==== Available data
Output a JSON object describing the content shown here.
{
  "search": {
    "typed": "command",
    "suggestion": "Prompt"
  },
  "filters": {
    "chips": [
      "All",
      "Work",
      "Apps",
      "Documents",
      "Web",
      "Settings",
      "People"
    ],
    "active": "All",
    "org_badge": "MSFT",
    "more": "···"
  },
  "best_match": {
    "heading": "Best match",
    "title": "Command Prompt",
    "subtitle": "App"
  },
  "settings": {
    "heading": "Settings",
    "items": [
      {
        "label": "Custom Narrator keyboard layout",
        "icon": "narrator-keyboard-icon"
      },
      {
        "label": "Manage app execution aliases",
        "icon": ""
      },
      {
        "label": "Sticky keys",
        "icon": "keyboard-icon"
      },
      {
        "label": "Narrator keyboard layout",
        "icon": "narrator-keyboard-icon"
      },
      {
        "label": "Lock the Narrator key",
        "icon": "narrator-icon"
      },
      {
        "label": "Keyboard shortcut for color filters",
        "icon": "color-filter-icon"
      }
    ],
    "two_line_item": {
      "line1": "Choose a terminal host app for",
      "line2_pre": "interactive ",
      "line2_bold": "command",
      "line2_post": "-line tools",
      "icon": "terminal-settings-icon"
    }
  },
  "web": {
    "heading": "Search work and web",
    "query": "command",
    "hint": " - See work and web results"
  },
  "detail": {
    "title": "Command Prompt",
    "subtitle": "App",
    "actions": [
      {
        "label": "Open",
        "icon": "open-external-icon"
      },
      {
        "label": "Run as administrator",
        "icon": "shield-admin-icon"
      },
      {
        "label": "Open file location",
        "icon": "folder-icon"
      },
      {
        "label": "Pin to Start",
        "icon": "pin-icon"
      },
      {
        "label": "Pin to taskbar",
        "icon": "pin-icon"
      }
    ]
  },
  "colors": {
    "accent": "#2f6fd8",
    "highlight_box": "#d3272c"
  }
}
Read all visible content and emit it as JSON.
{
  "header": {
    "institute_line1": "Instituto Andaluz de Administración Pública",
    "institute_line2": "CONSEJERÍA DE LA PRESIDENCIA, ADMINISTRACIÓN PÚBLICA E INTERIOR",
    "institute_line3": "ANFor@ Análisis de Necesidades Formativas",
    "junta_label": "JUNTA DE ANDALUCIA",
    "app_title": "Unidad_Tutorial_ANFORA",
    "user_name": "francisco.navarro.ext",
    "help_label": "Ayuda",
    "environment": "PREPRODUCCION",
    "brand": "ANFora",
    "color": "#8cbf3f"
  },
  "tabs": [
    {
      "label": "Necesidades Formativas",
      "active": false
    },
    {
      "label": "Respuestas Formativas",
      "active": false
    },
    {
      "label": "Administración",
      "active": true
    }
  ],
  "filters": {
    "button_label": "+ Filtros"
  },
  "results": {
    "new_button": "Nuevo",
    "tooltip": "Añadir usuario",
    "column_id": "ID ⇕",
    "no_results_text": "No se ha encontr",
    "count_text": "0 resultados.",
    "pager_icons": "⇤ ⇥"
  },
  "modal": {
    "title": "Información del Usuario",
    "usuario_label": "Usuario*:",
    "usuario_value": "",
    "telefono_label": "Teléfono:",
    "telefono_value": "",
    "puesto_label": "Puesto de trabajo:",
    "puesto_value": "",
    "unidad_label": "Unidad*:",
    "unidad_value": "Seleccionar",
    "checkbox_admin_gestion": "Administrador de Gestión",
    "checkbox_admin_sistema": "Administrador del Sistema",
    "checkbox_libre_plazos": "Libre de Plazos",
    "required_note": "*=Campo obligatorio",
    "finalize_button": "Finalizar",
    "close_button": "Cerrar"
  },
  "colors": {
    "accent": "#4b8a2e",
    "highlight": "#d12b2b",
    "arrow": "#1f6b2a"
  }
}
========
Written instruction: Your task is to extract all of the records exactly.

Task answer:
Output a JSON object describing the content shown here.
{
  "search": {
    "typed": "command",
    "suggestion": "Prompt"
  },
  "filters": {
    "chips": [
      "All",
      "Work",
      "Apps",
      "Documents",
      "Web",
      "Settings",
      "People"
    ],
    "active": "All",
    "org_badge": "MSFT",
    "more": "···"
  },
  "best_match": {
    "heading": "Best match",
    "title": "Command Prompt",
    "subtitle": "App"
  },
  "settings": {
    "heading": "Settings",
    "items": [
      {
        "label": "Custom Narrator keyboard layout",
        "icon": "narrator-keyboard-icon"
      },
      {
        "label": "Manage app execution aliases",
        "icon": ""
      },
      {
        "label": "Sticky keys",
        "icon": "keyboard-icon"
      },
      {
        "label": "Narrator keyboard layout",
        "icon": "narrator-keyboard-icon"
      },
      {
        "label": "Lock the Narrator key",
        "icon": "narrator-icon"
      },
      {
        "label": "Keyboard shortcut for color filters",
        "icon": "color-filter-icon"
      }
    ],
    "two_line_item": {
      "line1": "Choose a terminal host app for",
      "line2_pre": "interactive ",
      "line2_bold": "command",
      "line2_post": "-line tools",
      "icon": "terminal-settings-icon"
    }
  },
  "web": {
    "heading": "Search work and web",
    "query": "command",
    "hint": " - See work and web results"
  },
  "detail": {
    "title": "Command Prompt",
    "subtitle": "App",
    "actions": [
      {
        "label": "Open",
        "icon": "open-external-icon"
      },
      {
        "label": "Run as administrator",
        "icon": "shield-admin-icon"
      },
      {
        "label": "Open file location",
        "icon": "folder-icon"
      },
      {
        "label": "Pin to Start",
        "icon": "pin-icon"
      },
      {
        "label": "Pin to taskbar",
        "icon": "pin-icon"
      }
    ]
  },
  "colors": {
    "accent": "#2f6fd8",
    "highlight_box": "#d3272c"
  }
}
Read all visible content and emit it as JSON.
{
  "header": {
    "institute_line1": "Instituto Andaluz de Administración Pública",
    "institute_line2": "CONSEJERÍA DE LA PRESIDENCIA, ADMINISTRACIÓN PÚBLICA E INTERIOR",
    "institute_line3": "ANFor@ Análisis de Necesidades Formativas",
    "junta_label": "JUNTA DE ANDALUCIA",
    "app_title": "Unidad_Tutorial_ANFORA",
    "user_name": "francisco.navarro.ext",
    "help_label": "Ayuda",
    "environment": "PREPRODUCCION",
    "brand": "ANFora",
    "color": "#8cbf3f"
  },
  "tabs": [
    {
      "label": "Necesidades Formativas",
      "active": false
    },
    {
      "label": "Respuestas Formativas",
      "active": false
    },
    {
      "label": "Administración",
      "active": true
    }
  ],
  "filters": {
    "button_label": "+ Filtros"
  },
  "results": {
    "new_button": "Nuevo",
    "tooltip": "Añadir usuario",
    "column_id": "ID ⇕",
    "no_results_text": "No se ha encontr",
    "count_text": "0 resultados.",
    "pager_icons": "⇤ ⇥"
  },
  "modal": {
    "title": "Información del Usuario",
    "usuario_label": "Usuario*:",
    "usuario_value": "",
    "telefono_label": "Teléfono:",
    "telefono_value": "",
    "puesto_label": "Puesto de trabajo:",
    "puesto_value": "",
    "unidad_label": "Unidad*:",
    "unidad_value": "Seleccionar",
    "checkbox_admin_gestion": "Administrador de Gestión",
    "checkbox_admin_sistema": "Administrador del Sistema",
    "checkbox_libre_plazos": "Libre de Plazos",
    "required_note": "*=Campo obligatorio",
    "finalize_button": "Finalizar",
    "close_button": "Cerrar"
  },
  "colors": {
    "accent": "#4b8a2e",
    "highlight": "#d12b2b",
    "arrow": "#1f6b2a"
  }
}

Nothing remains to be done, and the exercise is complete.